-- WHAT YOU HAVE TO DO --
Show only lines that include "Pointer".

-- PROVIDED DATA --
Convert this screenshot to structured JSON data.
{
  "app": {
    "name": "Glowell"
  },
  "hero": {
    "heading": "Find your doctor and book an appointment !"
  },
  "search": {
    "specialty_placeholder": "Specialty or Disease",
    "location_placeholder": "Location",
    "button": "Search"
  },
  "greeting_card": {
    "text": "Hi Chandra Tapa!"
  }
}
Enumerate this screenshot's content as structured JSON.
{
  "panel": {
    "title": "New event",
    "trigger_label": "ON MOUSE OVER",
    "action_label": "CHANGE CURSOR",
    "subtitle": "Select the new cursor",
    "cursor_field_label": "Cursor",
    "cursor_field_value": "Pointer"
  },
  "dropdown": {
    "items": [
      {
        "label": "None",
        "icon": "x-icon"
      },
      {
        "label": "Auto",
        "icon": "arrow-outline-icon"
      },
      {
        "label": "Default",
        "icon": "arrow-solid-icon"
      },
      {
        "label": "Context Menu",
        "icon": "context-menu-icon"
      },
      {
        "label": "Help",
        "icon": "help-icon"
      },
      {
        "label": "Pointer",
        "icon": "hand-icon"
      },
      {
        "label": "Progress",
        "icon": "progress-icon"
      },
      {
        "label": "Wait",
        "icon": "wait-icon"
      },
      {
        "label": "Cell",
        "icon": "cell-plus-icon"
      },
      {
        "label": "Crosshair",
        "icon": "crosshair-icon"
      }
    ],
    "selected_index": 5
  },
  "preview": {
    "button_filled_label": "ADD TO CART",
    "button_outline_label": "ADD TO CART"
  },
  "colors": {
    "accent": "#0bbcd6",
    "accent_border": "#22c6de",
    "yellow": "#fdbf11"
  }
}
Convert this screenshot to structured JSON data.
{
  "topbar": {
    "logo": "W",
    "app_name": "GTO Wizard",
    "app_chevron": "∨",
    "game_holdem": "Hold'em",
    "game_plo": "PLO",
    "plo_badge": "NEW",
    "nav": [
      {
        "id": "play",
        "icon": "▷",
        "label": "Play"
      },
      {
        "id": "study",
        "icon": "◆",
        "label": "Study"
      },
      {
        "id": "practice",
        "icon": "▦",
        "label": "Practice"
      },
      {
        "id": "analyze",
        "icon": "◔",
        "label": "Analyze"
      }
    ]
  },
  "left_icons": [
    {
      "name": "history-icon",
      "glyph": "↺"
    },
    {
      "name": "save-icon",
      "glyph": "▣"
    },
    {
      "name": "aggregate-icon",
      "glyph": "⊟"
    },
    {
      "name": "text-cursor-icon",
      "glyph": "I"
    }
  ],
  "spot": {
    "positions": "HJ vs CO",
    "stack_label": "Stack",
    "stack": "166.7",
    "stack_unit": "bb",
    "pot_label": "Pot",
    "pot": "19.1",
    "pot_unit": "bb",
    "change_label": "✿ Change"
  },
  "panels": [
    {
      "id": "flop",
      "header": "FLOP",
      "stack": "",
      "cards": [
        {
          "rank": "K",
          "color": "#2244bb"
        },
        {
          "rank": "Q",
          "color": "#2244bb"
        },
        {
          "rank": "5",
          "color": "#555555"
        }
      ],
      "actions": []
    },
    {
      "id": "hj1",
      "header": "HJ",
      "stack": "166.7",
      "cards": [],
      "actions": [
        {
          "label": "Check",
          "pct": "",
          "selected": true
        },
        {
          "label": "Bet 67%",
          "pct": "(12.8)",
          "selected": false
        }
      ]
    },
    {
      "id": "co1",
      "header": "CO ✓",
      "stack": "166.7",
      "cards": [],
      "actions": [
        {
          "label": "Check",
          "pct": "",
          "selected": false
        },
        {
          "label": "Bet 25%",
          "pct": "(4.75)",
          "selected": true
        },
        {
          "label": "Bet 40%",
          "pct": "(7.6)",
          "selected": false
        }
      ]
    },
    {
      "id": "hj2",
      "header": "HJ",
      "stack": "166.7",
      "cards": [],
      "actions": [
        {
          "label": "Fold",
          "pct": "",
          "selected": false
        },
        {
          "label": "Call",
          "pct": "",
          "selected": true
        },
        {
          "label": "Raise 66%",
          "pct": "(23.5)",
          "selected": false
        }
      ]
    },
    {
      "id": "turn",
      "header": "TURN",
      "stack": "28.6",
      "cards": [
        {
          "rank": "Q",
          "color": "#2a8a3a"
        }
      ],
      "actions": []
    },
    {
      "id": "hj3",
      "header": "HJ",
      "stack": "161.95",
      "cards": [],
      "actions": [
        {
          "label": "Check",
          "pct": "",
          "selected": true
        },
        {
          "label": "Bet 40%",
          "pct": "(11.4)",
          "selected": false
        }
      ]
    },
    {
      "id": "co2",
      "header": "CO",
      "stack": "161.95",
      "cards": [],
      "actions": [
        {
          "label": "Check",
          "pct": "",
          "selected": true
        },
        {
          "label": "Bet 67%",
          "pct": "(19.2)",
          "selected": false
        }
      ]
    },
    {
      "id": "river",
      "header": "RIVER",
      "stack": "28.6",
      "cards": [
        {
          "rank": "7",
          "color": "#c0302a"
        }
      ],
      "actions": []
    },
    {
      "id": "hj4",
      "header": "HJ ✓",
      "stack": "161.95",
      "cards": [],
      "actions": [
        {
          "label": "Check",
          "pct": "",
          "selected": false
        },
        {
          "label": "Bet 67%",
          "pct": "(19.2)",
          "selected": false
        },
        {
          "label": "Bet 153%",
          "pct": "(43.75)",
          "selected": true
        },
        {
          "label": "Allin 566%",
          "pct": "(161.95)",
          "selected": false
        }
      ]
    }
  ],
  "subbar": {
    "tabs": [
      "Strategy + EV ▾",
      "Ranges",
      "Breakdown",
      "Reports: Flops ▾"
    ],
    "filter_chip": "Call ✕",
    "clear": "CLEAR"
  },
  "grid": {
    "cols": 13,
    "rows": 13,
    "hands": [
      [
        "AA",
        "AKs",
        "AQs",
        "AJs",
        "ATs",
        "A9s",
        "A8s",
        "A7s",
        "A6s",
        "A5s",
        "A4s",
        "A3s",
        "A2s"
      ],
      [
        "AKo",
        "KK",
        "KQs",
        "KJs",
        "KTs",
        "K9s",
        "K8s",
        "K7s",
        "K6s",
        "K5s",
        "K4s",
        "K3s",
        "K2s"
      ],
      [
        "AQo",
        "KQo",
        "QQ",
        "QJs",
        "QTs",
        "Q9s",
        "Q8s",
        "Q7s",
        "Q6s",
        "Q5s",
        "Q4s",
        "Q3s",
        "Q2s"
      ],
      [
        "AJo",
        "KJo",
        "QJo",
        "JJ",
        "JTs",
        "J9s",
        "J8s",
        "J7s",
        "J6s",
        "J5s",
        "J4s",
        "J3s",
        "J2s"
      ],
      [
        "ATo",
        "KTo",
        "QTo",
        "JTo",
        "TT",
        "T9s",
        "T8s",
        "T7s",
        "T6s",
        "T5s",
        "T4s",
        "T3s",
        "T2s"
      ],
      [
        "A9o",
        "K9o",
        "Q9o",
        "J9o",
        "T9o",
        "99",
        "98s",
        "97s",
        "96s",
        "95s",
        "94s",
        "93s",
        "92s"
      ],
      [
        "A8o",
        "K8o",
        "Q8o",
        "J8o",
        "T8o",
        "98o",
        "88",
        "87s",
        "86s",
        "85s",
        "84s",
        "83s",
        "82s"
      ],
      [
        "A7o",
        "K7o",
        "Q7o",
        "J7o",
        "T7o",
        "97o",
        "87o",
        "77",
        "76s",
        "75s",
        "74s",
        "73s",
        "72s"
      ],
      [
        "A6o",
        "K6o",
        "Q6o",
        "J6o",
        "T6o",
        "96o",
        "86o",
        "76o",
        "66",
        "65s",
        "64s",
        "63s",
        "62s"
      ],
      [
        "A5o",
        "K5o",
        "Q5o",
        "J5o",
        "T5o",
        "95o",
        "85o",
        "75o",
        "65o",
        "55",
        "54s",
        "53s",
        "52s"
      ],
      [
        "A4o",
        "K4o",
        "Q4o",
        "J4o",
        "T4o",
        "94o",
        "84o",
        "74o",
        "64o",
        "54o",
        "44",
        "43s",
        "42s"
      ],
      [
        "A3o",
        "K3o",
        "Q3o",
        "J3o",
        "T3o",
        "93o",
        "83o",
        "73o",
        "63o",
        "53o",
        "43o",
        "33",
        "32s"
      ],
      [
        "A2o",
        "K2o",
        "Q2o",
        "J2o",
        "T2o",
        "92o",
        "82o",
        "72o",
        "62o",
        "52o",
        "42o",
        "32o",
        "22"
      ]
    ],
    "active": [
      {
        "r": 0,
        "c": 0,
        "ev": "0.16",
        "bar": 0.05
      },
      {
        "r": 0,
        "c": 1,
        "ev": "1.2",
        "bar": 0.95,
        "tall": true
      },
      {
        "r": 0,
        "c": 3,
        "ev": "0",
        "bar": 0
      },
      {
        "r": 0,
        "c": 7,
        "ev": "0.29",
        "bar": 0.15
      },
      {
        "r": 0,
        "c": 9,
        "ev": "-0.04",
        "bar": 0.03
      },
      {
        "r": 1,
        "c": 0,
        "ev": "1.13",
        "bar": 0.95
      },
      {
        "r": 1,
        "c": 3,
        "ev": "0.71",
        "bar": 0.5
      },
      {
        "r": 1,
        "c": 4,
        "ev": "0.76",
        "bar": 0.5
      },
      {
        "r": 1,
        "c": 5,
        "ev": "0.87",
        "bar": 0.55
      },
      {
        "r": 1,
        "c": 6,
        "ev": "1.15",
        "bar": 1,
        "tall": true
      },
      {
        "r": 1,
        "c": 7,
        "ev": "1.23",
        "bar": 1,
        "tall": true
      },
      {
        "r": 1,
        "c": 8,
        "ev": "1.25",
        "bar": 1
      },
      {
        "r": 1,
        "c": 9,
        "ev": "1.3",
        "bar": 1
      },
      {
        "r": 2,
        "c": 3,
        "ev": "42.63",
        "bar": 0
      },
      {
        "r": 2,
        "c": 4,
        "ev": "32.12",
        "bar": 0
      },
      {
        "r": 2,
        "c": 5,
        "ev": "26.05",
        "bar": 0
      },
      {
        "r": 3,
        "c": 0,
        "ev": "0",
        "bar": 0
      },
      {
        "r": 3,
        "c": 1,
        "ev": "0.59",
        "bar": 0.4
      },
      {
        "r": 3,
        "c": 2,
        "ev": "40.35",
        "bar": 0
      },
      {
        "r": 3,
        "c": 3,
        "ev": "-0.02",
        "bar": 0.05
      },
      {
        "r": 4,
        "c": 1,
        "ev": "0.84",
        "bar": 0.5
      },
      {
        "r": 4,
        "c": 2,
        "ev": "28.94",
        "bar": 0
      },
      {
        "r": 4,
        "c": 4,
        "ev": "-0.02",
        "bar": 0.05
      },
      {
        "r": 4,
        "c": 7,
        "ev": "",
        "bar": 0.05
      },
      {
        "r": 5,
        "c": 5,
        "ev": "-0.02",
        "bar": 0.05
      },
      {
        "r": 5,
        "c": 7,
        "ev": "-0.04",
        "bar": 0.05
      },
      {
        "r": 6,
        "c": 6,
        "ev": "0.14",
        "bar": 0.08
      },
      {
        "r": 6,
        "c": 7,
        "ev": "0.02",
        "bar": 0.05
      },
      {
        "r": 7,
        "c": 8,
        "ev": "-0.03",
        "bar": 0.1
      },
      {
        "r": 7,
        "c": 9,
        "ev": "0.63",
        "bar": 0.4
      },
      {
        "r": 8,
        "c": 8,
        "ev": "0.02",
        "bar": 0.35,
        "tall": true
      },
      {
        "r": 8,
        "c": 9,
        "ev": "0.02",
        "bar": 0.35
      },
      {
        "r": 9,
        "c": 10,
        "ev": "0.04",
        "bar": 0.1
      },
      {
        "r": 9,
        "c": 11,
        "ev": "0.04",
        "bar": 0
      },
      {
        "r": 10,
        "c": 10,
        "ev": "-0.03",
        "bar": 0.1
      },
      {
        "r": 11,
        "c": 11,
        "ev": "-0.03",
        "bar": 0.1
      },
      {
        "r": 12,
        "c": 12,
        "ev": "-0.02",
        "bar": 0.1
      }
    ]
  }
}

-- EXPECTED OUTPUT --
    "cursor_field_value": "Pointer"
        "label": "Pointer",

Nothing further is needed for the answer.